*WHAT YOU SHOULD DO*: Output the data exactly, with every line intact.

+--

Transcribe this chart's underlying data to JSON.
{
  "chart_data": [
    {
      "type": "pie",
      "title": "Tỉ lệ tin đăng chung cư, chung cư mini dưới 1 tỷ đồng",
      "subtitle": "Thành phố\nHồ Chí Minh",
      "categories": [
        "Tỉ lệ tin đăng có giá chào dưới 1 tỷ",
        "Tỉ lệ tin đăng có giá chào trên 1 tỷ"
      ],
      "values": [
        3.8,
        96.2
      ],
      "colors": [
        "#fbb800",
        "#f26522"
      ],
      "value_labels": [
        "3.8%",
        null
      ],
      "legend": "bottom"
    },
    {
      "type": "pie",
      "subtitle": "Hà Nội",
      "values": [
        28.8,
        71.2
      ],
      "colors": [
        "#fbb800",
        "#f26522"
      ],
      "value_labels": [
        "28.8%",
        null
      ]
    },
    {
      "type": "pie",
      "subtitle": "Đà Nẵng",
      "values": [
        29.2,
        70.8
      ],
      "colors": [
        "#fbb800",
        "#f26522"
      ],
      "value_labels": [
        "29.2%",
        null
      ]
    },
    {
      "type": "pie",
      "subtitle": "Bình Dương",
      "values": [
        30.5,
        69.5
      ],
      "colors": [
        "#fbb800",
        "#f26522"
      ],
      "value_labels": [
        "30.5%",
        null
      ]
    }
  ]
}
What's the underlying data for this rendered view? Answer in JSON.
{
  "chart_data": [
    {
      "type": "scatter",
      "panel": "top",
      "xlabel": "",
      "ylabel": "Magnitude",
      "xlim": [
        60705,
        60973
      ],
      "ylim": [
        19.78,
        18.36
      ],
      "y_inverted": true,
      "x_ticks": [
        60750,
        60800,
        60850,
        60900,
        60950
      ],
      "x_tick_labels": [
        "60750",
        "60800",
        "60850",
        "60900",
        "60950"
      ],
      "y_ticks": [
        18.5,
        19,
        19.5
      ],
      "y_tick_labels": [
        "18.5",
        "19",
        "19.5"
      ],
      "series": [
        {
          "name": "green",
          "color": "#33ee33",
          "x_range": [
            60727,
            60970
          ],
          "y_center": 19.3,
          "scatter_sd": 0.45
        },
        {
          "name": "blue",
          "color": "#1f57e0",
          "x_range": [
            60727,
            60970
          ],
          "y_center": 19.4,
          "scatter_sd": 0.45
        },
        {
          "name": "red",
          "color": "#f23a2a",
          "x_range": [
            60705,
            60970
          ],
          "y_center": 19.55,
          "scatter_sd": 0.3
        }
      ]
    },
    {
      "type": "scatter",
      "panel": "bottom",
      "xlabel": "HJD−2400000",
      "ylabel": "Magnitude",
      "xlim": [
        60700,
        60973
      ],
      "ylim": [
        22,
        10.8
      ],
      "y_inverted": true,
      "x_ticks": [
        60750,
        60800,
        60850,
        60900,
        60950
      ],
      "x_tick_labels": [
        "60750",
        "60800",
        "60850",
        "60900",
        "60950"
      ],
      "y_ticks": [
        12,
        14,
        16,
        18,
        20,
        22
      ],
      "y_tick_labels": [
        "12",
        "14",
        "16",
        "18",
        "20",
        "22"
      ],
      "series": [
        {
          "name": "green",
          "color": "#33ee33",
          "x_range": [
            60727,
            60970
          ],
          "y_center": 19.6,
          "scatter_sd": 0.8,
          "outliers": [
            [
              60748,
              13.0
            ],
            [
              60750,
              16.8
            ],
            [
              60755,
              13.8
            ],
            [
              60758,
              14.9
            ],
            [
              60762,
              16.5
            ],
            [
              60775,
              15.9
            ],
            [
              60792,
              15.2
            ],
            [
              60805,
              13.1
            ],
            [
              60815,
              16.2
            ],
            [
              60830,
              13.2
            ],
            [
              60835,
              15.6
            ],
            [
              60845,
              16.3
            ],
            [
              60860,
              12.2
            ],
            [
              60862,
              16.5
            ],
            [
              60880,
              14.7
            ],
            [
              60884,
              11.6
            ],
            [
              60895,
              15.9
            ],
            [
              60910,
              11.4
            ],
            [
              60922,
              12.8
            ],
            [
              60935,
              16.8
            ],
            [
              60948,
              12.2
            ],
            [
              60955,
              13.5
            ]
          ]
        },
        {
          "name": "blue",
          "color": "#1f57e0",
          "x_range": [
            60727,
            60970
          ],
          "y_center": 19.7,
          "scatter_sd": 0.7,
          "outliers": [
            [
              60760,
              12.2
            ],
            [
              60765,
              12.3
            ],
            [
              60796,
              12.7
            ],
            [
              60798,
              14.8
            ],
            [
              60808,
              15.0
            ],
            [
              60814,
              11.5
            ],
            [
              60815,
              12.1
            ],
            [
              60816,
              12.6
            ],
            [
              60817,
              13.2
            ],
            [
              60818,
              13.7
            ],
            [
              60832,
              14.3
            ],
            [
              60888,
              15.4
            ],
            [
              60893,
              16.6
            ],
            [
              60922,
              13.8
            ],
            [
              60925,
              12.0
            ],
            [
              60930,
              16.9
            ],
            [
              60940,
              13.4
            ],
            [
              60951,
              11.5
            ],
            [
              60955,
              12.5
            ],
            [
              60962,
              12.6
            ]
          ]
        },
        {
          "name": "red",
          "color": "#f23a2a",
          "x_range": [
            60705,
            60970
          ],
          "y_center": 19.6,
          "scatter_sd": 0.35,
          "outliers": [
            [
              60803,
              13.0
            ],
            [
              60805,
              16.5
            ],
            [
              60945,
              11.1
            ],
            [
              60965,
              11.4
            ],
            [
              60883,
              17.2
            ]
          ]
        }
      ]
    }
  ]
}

+--

*COMPLETE OUTPUT*:
Transcribe this chart's underlying data to JSON.
{
  "chart_data": [
    {
      "type": "pie",
      "title": "Tỉ lệ tin đăng chung cư, chung cư mini dưới 1 tỷ đồng",
      "subtitle": "Thành phố\nHồ Chí Minh",
      "categories": [
        "Tỉ lệ tin đăng có giá chào dưới 1 tỷ",
        "Tỉ lệ tin đăng có giá chào trên 1 tỷ"
      ],
      "values": [
        3.8,
        96.2
      ],
      "colors": [
        "#fbb800",
        "#f26522"
      ],
      "value_labels": [
        "3.8%",
        null
      ],
      "legend": "bottom"
    },
    {
      "type": "pie",
      "subtitle": "Hà Nội",
      "values": [
        28.8,
        71.2
      ],
      "colors": [
        "#fbb800",
        "#f26522"
      ],
      "value_labels": [
        "28.8%",
        null
      ]
    },
    {
      "type": "pie",
      "subtitle": "Đà Nẵng",
      "values": [
        29.2,
        70.8
      ],
      "colors": [
        "#fbb800",
        "#f26522"
      ],
      "value_labels": [
        "29.2%",
        null
      ]
    },
    {
      "type": "pie",
      "subtitle": "Bình Dương",
      "values": [
        30.5,
        69.5
      ],
      "colors": [
        "#fbb800",
        "#f26522"
      ],
      "value_labels": [
        "30.5%",
        null
      ]
    }
  ]
}
What's the underlying data for this rendered view? Answer in JSON.
{
  "chart_data": [
    {
      "type": "scatter",
      "panel": "top",
      "xlabel": "",
      "ylabel": "Magnitude",
      "xlim": [
        60705,
        60973
      ],
      "ylim": [
        19.78,
        18.36
      ],
      "y_inverted": true,
      "x_ticks": [
        60750,
        60800,
        60850,
        60900,
        60950
      ],
      "x_tick_labels": [
        "60750",
        "60800",
        "60850",
        "60900",
        "60950"
      ],
      "y_ticks": [
        18.5,
        19,
        19.5
      ],
      "y_tick_labels": [
        "18.5",
        "19",
        "19.5"
      ],
      "series": [
        {
          "name": "green",
          "color": "#33ee33",
          "x_range": [
            60727,
            60970
          ],
          "y_center": 19.3,
          "scatter_sd": 0.45
        },
        {
          "name": "blue",
          "color": "#1f57e0",
          "x_range": [
            60727,
            60970
          ],
          "y_center": 19.4,
          "scatter_sd": 0.45
        },
        {
          "name": "red",
          "color": "#f23a2a",
          "x_range": [
            60705,
            60970
          ],
          "y_center": 19.55,
          "scatter_sd": 0.3
        }
      ]
    },
    {
      "type": "scatter",
      "panel": "bottom",
      "xlabel": "HJD−2400000",
      "ylabel": "Magnitude",
      "xlim": [
        60700,
        60973
      ],
      "ylim": [
        22,
        10.8
      ],
      "y_inverted": true,
      "x_ticks": [
        60750,
        60800,
        60850,
        60900,
        60950
      ],
      "x_tick_labels": [
        "60750",
        "60800",
        "60850",
        "60900",
        "60950"
      ],
      "y_ticks": [
        12,
        14,
        16,
        18,
        20,
        22
      ],
      "y_tick_labels": [
        "12",
        "14",
        "16",
        "18",
        "20",
        "22"
      ],
      "series": [
        {
          "name": "green",
          "color": "#33ee33",
          "x_range": [
            60727,
            60970
          ],
          "y_center": 19.6,
          "scatter_sd": 0.8,
          "outliers": [
            [
              60748,
              13.0
            ],
            [
              60750,
              16.8
            ],
            [
              60755,
              13.8
            ],
            [
              60758,
              14.9
            ],
            [
              60762,
              16.5
            ],
            [
              60775,
              15.9
            ],
            [
              60792,
              15.2
            ],
            [
              60805,
              13.1
            ],
            [
              60815,
              16.2
            ],
            [
              60830,
              13.2
            ],
            [
              60835,
              15.6
            ],
            [
              60845,
              16.3
            ],
            [
              60860,
              12.2
            ],
            [
              60862,
              16.5
            ],
            [
              60880,
              14.7
            ],
            [
              60884,
              11.6
            ],
            [
              60895,
              15.9
            ],
            [
              60910,
              11.4
            ],
            [
              60922,
              12.8
            ],
            [
              60935,
              16.8
            ],
            [
              60948,
              12.2
            ],
            [
              60955,
              13.5
            ]
          ]
        },
        {
          "name": "blue",
          "color": "#1f57e0",
          "x_range": [
            60727,
            60970
          ],
          "y_center": 19.7,
          "scatter_sd": 0.7,
          "outliers": [
            [
              60760,
              12.2
            ],
            [
              60765,
              12.3
            ],
            [
              60796,
              12.7
            ],
            [
              60798,
              14.8
            ],
            [
              60808,
              15.0
            ],
            [
              60814,
              11.5
            ],
            [
              60815,
              12.1
            ],
            [
              60816,
              12.6
            ],
            [
              60817,
              13.2
            ],
            [
              60818,
              13.7
            ],
            [
              60832,
              14.3
            ],
            [
              60888,
              15.4
            ],
            [
              60893,
              16.6
            ],
            [
              60922,
              13.8
            ],
            [
              60925,
              12.0
            ],
            [
              60930,
              16.9
            ],
            [
              60940,
              13.4
            ],
            [
              60951,
              11.5
            ],
            [
              60955,
              12.5
            ],
            [
              60962,
              12.6
            ]
          ]
        },
        {
          "name": "red",
          "color": "#f23a2a",
          "x_range": [
            60705,
            60970
          ],
          "y_center": 19.6,
          "scatter_sd": 0.35,
          "outliers": [
            [
              60803,
              13.0
            ],
            [
              60805,
              16.5
            ],
            [
              60945,
              11.1
            ],
            [
              60965,
              11.4
            ],
            [
              60883,
              17.2
            ]
          ]
        }
      ]
    }
  ]
}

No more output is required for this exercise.